Prompt: Only the number is wanted: how many lines contain the word "true"?

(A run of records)
/---
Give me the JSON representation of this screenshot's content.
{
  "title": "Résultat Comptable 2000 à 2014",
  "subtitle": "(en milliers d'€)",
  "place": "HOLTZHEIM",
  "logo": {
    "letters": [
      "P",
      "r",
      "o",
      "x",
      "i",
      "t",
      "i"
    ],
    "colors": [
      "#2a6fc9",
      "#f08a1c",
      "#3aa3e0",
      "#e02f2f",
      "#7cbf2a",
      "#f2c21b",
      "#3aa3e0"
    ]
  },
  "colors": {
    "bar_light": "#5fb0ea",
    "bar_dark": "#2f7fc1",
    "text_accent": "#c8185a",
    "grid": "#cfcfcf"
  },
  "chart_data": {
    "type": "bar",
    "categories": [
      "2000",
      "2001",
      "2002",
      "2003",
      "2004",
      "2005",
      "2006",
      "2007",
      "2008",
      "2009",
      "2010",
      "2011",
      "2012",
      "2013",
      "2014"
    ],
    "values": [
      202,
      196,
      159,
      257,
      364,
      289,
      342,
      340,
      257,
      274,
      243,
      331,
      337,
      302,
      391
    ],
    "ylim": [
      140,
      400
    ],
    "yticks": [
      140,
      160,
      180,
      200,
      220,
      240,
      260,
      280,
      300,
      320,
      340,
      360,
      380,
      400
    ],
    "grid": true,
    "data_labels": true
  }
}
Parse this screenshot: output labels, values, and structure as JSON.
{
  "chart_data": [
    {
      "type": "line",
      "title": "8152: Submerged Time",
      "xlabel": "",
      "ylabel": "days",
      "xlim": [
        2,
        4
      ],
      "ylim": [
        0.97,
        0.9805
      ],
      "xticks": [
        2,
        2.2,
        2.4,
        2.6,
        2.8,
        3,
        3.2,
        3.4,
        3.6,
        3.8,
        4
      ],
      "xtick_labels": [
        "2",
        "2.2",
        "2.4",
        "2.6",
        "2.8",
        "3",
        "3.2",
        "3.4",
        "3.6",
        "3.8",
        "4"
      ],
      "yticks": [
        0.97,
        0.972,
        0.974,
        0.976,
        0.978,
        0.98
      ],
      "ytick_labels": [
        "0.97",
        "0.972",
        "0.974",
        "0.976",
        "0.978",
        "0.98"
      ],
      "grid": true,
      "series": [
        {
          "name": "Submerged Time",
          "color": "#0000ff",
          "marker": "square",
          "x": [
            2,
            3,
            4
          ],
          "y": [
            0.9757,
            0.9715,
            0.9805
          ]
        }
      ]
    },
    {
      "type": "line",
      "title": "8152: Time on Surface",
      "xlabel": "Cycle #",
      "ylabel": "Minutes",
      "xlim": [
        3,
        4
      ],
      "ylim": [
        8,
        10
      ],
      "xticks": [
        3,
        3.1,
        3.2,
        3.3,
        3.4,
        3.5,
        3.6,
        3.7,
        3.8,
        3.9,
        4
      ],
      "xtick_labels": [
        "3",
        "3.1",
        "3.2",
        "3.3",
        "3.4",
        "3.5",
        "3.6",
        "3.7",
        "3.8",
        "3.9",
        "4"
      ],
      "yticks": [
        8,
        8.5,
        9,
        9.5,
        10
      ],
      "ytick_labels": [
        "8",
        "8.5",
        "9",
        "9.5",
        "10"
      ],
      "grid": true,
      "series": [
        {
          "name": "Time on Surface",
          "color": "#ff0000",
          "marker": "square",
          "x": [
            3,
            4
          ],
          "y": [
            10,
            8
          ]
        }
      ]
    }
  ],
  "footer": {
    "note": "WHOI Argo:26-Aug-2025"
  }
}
\---
/---
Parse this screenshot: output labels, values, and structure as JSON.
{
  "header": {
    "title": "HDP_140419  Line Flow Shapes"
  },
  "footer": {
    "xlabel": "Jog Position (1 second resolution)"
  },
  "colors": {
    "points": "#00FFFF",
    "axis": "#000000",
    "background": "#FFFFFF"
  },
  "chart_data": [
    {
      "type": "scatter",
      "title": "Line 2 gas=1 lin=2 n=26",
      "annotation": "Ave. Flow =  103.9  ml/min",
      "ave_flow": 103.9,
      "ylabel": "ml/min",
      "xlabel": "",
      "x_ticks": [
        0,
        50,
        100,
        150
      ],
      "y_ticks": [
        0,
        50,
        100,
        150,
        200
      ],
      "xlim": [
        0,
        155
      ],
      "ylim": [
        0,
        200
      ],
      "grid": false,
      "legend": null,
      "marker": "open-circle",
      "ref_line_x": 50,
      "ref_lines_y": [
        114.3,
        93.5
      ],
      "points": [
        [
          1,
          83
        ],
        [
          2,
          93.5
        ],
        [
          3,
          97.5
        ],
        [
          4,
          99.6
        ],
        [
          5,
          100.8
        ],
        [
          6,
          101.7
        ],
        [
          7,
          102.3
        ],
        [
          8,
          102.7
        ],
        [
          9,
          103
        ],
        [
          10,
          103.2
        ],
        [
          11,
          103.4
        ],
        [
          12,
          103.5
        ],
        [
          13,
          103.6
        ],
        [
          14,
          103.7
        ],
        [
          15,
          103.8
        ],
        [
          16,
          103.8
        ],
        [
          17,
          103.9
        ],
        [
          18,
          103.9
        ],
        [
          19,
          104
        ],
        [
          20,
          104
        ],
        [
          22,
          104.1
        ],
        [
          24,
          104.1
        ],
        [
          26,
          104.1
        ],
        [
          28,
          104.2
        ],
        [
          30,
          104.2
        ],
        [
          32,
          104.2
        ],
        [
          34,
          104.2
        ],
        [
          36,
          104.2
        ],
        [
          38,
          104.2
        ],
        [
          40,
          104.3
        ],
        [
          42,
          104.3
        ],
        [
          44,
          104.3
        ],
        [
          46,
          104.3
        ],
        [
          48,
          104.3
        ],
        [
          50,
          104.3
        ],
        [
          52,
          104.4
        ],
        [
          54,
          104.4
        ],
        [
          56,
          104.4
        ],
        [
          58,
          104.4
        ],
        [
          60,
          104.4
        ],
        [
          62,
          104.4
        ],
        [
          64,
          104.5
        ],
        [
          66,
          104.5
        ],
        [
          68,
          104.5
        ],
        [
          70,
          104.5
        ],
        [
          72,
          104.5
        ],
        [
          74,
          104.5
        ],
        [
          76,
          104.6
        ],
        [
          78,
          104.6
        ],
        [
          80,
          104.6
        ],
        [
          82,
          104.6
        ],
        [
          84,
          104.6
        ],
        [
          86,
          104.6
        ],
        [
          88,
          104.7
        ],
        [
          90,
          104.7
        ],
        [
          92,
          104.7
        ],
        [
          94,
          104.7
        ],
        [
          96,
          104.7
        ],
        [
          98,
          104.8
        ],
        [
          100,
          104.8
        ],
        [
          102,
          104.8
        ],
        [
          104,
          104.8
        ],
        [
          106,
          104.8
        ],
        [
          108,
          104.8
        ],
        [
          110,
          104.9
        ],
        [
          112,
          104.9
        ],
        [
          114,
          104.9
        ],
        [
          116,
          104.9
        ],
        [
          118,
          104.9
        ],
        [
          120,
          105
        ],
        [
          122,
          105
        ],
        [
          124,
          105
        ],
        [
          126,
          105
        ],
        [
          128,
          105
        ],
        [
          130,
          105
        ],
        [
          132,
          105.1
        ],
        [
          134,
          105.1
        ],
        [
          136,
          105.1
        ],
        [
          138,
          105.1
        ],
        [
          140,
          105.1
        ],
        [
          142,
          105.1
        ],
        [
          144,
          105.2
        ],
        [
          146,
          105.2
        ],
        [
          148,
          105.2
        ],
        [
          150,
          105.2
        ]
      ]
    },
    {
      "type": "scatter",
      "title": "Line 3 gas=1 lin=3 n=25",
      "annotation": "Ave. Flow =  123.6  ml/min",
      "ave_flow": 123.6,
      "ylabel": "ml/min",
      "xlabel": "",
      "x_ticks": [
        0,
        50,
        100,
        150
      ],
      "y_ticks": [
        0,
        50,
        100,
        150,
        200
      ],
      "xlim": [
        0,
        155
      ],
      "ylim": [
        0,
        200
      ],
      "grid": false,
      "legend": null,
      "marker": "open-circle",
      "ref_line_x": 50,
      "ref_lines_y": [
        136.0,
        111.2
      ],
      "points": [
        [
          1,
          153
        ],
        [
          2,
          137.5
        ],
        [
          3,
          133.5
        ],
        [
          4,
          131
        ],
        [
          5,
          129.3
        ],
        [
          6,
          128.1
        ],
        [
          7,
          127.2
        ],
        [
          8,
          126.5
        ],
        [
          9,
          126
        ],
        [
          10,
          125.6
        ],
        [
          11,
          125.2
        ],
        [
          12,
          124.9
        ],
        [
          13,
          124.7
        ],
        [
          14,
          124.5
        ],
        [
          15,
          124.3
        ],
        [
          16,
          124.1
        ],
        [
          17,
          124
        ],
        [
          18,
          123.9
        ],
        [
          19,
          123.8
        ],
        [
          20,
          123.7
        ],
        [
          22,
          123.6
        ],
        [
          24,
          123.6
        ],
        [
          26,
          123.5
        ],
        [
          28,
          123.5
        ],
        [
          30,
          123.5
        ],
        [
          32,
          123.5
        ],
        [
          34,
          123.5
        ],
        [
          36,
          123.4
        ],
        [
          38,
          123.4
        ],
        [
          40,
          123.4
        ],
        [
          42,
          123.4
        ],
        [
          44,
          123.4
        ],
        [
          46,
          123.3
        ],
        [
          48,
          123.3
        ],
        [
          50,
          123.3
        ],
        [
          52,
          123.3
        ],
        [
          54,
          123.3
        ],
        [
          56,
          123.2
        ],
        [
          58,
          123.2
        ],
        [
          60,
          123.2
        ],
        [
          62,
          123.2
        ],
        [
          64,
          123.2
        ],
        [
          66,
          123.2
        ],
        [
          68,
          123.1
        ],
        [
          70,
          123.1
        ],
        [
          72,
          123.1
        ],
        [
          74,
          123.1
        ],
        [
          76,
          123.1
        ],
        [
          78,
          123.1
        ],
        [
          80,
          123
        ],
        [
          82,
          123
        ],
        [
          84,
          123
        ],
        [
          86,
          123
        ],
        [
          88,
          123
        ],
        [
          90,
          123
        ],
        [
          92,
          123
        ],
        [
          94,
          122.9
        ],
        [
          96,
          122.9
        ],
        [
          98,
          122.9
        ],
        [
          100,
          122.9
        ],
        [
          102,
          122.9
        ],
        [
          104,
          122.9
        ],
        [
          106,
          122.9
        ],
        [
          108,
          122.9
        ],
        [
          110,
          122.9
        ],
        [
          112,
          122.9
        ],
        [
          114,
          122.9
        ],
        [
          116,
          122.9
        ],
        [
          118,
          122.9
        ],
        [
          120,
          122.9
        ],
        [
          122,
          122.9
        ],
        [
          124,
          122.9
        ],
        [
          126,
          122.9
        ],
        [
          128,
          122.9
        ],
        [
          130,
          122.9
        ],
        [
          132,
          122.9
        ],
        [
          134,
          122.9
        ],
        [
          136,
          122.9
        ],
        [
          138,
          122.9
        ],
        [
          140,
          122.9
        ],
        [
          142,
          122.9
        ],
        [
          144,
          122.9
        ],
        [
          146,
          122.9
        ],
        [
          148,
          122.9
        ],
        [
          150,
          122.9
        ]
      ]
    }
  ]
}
\---
Result below: 4